OBJECTIVE:
Count how many lines of the material contain the string "approx", then give that number and nothing more.
======== TASK INPUTS
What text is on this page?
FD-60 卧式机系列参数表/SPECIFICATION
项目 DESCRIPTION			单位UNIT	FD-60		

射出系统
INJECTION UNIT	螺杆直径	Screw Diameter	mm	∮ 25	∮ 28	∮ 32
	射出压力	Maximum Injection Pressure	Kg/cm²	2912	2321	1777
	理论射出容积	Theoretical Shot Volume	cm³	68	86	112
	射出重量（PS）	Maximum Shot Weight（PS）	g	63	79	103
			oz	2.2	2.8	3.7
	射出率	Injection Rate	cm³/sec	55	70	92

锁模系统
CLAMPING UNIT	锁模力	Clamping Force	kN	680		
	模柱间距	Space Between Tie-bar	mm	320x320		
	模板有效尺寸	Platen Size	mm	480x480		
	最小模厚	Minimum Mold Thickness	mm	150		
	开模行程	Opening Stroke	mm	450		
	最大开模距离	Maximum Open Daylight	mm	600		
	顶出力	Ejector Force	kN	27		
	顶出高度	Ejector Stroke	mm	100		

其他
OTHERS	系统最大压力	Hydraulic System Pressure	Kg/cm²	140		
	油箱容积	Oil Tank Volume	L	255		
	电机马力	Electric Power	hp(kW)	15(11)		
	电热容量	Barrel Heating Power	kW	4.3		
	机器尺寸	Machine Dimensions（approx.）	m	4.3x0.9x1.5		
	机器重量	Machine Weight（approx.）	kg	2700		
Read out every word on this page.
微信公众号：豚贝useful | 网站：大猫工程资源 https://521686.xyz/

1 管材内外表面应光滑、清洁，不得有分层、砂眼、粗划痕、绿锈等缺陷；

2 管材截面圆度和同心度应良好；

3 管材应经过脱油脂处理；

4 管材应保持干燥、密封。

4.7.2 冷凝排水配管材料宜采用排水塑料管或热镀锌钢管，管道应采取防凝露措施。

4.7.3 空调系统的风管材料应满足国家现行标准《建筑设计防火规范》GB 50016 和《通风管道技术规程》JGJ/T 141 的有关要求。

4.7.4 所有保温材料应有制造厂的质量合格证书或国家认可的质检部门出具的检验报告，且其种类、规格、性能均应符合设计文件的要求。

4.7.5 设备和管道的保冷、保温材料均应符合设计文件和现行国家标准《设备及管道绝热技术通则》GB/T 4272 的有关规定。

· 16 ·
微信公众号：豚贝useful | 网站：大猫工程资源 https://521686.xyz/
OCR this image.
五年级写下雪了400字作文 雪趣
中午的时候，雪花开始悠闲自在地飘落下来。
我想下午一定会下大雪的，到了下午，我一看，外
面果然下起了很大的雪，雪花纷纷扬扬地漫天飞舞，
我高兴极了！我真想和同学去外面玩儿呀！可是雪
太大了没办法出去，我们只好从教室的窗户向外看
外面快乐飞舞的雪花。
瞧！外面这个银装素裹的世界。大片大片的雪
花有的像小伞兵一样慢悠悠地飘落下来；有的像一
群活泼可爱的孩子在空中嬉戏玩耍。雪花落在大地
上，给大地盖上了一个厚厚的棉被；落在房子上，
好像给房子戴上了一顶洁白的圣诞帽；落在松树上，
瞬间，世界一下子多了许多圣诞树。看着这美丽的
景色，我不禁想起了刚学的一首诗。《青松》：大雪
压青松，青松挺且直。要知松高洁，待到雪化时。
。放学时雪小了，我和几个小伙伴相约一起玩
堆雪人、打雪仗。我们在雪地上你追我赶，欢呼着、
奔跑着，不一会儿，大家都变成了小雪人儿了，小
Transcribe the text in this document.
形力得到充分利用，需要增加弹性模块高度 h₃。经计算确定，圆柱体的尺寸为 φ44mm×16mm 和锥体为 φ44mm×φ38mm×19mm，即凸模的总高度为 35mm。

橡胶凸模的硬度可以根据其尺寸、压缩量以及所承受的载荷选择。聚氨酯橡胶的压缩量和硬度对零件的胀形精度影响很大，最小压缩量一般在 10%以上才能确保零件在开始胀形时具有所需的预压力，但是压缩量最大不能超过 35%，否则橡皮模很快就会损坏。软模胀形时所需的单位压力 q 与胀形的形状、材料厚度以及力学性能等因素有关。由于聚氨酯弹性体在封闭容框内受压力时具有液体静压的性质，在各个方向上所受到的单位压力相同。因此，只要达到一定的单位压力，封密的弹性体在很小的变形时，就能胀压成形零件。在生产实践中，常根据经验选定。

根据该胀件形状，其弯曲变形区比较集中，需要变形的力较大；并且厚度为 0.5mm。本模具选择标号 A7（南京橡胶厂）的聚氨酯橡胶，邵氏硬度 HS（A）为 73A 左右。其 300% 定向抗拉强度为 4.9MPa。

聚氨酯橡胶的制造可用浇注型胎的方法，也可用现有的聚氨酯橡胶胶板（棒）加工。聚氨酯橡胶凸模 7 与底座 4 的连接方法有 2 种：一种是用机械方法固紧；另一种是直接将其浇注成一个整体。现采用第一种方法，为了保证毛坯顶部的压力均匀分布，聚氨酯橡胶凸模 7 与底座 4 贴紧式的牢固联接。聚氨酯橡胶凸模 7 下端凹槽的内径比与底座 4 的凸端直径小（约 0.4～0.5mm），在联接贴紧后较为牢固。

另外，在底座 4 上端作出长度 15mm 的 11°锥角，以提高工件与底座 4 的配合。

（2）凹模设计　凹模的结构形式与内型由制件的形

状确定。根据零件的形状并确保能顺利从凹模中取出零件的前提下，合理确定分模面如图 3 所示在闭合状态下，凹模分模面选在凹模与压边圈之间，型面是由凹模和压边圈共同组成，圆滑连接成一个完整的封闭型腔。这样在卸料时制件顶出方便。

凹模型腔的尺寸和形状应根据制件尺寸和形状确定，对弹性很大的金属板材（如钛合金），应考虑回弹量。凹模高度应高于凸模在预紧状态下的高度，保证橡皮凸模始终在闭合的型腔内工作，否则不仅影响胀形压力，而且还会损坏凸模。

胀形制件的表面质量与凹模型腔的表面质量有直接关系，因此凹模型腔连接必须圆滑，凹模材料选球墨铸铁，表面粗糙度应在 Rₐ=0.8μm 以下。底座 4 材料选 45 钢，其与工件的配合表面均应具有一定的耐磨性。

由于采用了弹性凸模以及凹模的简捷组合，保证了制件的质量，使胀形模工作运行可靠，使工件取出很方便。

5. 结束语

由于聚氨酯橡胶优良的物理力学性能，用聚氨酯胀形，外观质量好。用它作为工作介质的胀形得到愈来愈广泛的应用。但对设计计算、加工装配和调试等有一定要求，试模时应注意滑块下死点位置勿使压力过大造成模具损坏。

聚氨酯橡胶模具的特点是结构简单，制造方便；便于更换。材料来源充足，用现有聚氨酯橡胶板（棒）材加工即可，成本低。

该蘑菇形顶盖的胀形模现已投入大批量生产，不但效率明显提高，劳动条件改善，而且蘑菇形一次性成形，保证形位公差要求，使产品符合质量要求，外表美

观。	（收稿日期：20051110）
================
ANSWER TO THIS PROBLEM:
2